— EXERCISE —
Any pictures in the records below should be skipped; write out everything else exactly.

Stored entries
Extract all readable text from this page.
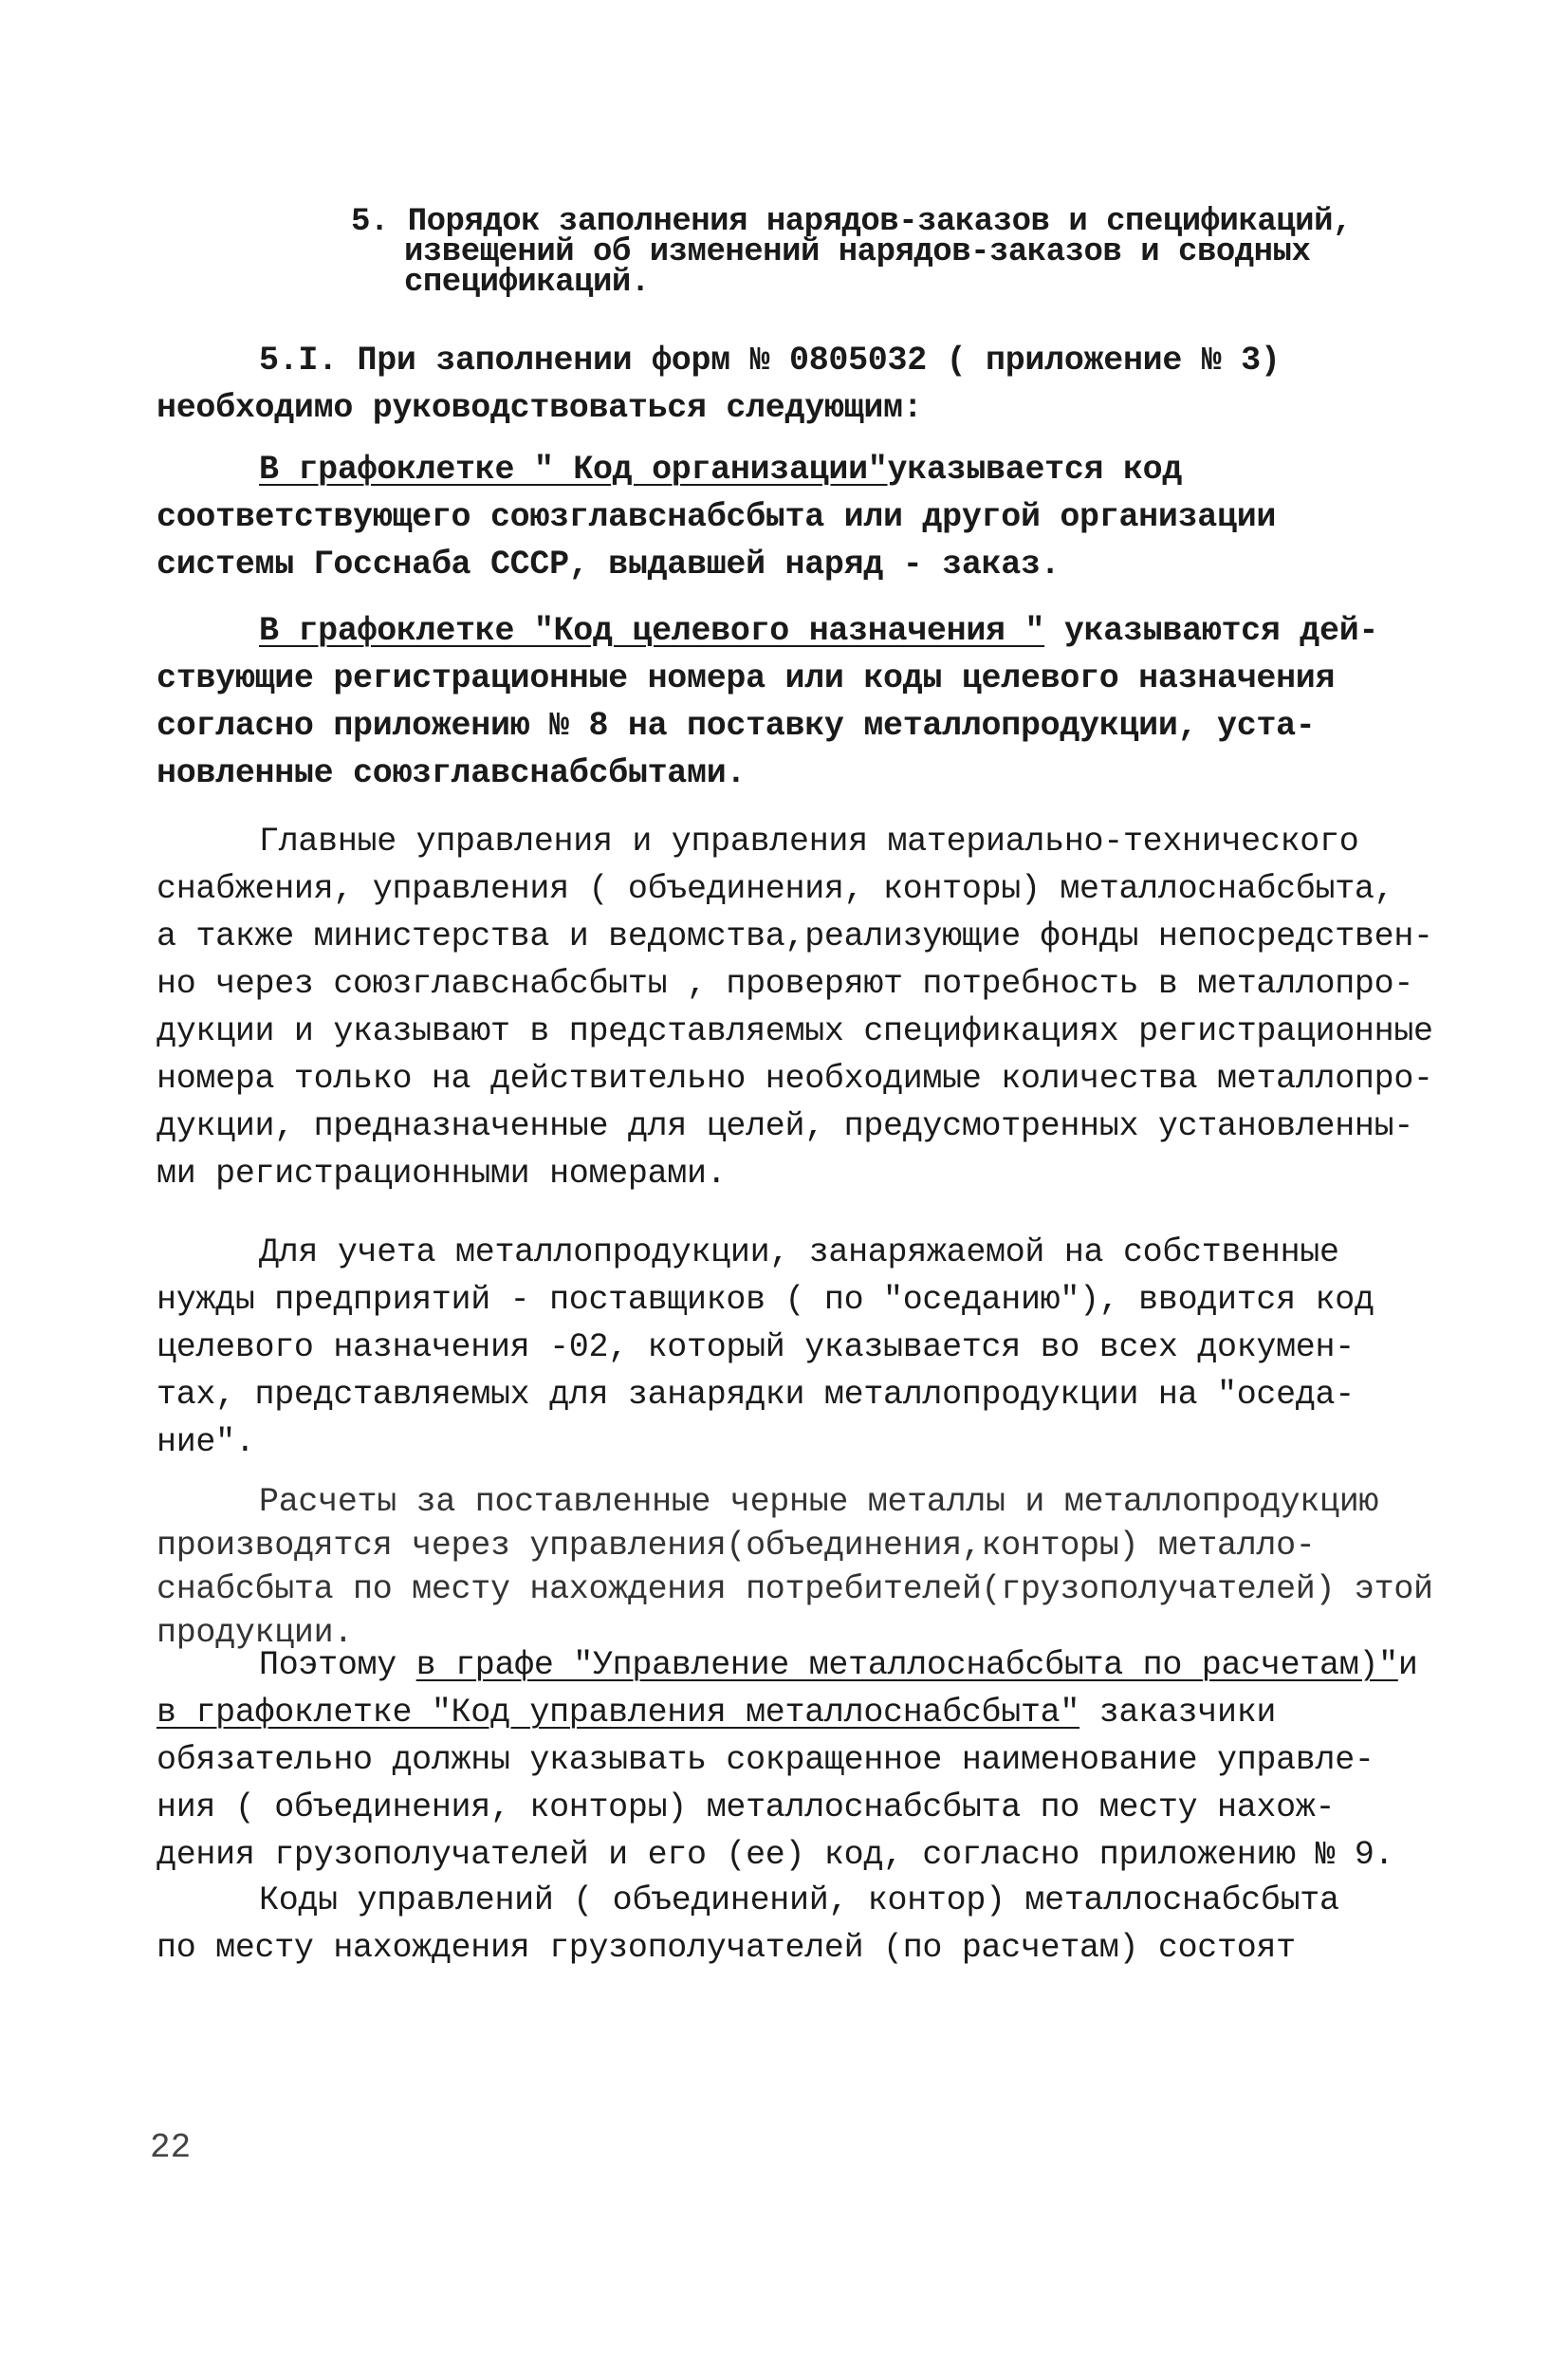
5. Порядок заполнения нарядов-заказов и спецификаций,
извещений об изменений нарядов-заказов и сводных
спецификаций.
5.I. При заполнении форм № 0805032 ( приложение № 3)
необходимо руководствоваться следующим:
В графоклетке " Код организации"указывается код
соответствующего союзглавснабсбыта или другой организации
системы Госснаба СССР, выдавшей наряд - заказ.
В графоклетке "Код целевого назначения " указываются дей-
ствующие регистрационные номера или коды целевого назначения
согласно приложению № 8 на поставку металлопродукции, уста-
новленные союзглавснабсбытами.
Главные управления и управления материально-технического
снабжения, управления ( объединения, конторы) металлоснабсбыта,
а также министерства и ведомства,реализующие фонды непосредствен-
но через союзглавснабсбыты , проверяют потребность в металлопро-
дукции и указывают в представляемых спецификациях регистрационные
номера только на действительно необходимые количества металлопро-
дукции, предназначенные для целей, предусмотренных установленны-
ми регистрационными номерами.
Для учета металлопродукции, занаряжаемой на собственные
нужды предприятий - поставщиков ( по "оседанию"), вводится код
целевого назначения -02, который указывается во всех докумен-
тах, представляемых для занарядки металлопродукции на "оседа-
ние".
Расчеты за поставленные черные металлы и металлопродукцию
производятся через управления(объединения,конторы) металло-
снабсбыта по месту нахождения потребителей(грузополучателей) этой
продукции.
Поэтому в графе "Управление металлоснабсбыта по расчетам)"и
в графоклетке "Код управления металлоснабсбыта" заказчики
обязательно должны указывать сокращенное наименование управле-
ния ( объединения, конторы) металлоснабсбыта по месту нахож-
дения грузополучателей и его (ее) код, согласно приложению № 9.
Коды управлений ( объединений, контор) металлоснабсбыта
по месту нахождения грузополучателей (по расчетам) состоят
22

— REPLY —
Extract all readable text from this page.
5. Порядок заполнения нарядов-заказов и спецификаций,
извещений об изменений нарядов-заказов и сводных
спецификаций.
5.I. При заполнении форм № 0805032 ( приложение № 3)
необходимо руководствоваться следующим:
В графоклетке " Код организации"указывается код
соответствующего союзглавснабсбыта или другой организации
системы Госснаба СССР, выдавшей наряд - заказ.
В графоклетке "Код целевого назначения " указываются дей-
ствующие регистрационные номера или коды целевого назначения
согласно приложению № 8 на поставку металлопродукции, уста-
новленные союзглавснабсбытами.
Главные управления и управления материально-технического
снабжения, управления ( объединения, конторы) металлоснабсбыта,
а также министерства и ведомства,реализующие фонды непосредствен-
но через союзглавснабсбыты , проверяют потребность в металлопро-
дукции и указывают в представляемых спецификациях регистрационные
номера только на действительно необходимые количества металлопро-
дукции, предназначенные для целей, предусмотренных установленны-
ми регистрационными номерами.
Для учета металлопродукции, занаряжаемой на собственные
нужды предприятий - поставщиков ( по "оседанию"), вводится код
целевого назначения -02, который указывается во всех докумен-
тах, представляемых для занарядки металлопродукции на "оседа-
ние".
Расчеты за поставленные черные металлы и металлопродукцию
производятся через управления(объединения,конторы) металло-
снабсбыта по месту нахождения потребителей(грузополучателей) этой
продукции.
Поэтому в графе "Управление металлоснабсбыта по расчетам)"и
в графоклетке "Код управления металлоснабсбыта" заказчики
обязательно должны указывать сокращенное наименование управле-
ния ( объединения, конторы) металлоснабсбыта по месту нахож-
дения грузополучателей и его (ее) код, согласно приложению № 9.
Коды управлений ( объединений, контор) металлоснабсбыта
по месту нахождения грузополучателей (по расчетам) состоят
22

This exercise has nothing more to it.